◆ **YOUR GOAL**
Pick out each line containing the string "monthly" and copy it.

Records that describe figures:
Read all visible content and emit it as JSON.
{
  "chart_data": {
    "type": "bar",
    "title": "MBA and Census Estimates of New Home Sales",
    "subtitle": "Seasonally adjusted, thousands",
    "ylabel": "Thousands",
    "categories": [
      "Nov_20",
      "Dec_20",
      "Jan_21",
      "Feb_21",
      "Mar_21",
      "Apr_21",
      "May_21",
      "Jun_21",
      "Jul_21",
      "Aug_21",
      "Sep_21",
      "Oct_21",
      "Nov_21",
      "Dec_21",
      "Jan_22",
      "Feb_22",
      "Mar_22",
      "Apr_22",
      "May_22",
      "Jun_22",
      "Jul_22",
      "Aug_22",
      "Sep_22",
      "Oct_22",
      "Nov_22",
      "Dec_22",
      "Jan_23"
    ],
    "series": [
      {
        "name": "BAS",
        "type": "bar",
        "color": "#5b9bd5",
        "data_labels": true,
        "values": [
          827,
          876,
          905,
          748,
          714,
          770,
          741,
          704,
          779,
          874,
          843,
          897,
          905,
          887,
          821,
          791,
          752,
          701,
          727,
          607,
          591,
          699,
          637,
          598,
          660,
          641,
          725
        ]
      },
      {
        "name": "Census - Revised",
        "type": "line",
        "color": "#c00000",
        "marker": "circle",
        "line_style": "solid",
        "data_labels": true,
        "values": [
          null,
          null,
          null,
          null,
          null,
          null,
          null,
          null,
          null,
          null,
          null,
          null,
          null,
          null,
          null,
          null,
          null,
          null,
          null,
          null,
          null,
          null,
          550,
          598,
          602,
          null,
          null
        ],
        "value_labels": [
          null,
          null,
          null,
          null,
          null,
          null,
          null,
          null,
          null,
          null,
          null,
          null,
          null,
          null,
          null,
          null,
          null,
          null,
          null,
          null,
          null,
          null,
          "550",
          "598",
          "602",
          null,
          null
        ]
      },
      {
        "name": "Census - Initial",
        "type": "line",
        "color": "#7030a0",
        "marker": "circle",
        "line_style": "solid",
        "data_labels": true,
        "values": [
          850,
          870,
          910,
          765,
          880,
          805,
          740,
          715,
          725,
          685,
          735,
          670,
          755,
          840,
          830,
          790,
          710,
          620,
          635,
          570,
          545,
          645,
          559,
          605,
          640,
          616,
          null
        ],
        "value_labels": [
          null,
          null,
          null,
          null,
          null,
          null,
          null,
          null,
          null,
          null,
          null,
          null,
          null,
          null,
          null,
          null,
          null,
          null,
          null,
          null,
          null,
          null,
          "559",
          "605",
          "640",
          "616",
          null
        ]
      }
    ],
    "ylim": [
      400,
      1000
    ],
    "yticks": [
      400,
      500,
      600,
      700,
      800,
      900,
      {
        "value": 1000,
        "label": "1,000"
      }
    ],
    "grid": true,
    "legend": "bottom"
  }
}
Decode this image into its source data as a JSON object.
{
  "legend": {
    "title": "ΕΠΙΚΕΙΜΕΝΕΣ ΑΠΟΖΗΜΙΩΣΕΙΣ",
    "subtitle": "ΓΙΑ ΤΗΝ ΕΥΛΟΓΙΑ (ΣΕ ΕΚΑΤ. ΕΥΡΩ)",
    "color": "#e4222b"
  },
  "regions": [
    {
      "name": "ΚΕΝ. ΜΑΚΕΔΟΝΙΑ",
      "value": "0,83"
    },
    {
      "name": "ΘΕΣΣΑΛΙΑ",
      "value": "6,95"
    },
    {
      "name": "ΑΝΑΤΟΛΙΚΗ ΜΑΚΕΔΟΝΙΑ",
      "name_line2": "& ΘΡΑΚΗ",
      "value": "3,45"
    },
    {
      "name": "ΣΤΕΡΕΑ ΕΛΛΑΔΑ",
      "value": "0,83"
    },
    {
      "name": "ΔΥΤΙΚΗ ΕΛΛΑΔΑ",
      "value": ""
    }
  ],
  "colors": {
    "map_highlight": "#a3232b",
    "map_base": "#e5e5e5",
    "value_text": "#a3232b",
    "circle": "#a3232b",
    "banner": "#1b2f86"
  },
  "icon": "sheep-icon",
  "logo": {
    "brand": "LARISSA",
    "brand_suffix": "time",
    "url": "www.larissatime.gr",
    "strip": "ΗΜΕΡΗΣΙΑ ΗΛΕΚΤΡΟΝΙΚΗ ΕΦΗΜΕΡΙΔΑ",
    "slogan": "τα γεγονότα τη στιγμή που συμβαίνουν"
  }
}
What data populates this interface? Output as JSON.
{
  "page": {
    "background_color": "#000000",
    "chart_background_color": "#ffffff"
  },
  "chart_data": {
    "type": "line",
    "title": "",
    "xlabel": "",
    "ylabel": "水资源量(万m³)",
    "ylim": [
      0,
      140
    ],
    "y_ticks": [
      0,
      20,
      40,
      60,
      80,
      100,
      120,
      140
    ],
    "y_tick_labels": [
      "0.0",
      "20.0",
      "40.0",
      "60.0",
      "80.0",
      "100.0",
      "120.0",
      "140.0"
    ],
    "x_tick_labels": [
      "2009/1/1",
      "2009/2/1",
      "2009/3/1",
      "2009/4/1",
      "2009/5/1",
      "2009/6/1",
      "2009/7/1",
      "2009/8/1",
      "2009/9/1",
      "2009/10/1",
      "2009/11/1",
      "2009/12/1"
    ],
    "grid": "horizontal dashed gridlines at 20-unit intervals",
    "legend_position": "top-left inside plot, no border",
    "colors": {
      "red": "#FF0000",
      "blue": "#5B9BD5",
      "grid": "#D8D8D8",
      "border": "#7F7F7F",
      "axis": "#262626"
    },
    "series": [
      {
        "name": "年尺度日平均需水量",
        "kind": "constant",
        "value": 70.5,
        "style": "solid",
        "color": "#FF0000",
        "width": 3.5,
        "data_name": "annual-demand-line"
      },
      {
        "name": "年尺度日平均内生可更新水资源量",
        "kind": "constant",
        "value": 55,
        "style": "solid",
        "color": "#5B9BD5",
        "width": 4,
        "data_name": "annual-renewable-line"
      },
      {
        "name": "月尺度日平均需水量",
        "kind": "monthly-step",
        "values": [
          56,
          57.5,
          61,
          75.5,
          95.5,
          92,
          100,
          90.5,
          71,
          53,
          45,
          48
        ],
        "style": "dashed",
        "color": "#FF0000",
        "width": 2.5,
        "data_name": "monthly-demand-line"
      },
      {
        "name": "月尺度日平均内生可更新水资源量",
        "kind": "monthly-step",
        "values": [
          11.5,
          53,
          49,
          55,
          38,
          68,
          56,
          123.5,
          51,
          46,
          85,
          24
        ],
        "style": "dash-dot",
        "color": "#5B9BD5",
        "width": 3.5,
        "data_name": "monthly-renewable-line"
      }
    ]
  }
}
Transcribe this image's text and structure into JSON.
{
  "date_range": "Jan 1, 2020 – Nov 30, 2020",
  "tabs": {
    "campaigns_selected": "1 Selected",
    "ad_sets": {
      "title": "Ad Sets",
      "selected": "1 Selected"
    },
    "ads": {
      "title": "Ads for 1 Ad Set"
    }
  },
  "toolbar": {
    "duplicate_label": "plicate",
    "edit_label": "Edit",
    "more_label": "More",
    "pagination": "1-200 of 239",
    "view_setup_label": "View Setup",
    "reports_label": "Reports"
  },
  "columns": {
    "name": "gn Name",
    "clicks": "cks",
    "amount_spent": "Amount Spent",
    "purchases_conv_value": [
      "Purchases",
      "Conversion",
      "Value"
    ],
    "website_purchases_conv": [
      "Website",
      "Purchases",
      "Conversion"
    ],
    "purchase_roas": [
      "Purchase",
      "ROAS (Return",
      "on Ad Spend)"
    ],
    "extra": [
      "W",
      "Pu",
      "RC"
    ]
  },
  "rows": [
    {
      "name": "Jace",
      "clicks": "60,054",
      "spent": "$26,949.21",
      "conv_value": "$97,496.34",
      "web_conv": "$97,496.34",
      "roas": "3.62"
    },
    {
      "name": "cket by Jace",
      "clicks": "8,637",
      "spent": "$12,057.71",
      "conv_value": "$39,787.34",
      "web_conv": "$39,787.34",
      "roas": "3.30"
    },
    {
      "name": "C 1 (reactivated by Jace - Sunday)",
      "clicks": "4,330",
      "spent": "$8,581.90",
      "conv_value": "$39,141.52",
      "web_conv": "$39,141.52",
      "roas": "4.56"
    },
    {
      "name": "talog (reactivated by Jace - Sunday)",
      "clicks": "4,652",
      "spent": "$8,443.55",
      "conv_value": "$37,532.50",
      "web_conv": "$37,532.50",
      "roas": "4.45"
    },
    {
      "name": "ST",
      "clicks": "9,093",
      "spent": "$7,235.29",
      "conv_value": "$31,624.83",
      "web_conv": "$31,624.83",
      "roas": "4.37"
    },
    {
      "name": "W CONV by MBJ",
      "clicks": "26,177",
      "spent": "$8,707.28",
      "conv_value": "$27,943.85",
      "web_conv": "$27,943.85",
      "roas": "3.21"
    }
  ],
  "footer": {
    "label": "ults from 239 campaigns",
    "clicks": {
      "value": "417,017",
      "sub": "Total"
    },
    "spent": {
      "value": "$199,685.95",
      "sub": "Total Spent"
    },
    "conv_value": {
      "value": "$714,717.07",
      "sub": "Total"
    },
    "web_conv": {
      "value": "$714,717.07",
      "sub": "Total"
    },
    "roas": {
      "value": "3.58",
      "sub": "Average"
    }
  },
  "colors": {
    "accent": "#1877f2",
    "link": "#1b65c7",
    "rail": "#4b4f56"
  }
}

◆ **EXPECTED ANSWER**
        "kind": "monthly-step",
        "data_name": "monthly-demand-line"
        "kind": "monthly-step",
        "data_name": "monthly-renewable-line"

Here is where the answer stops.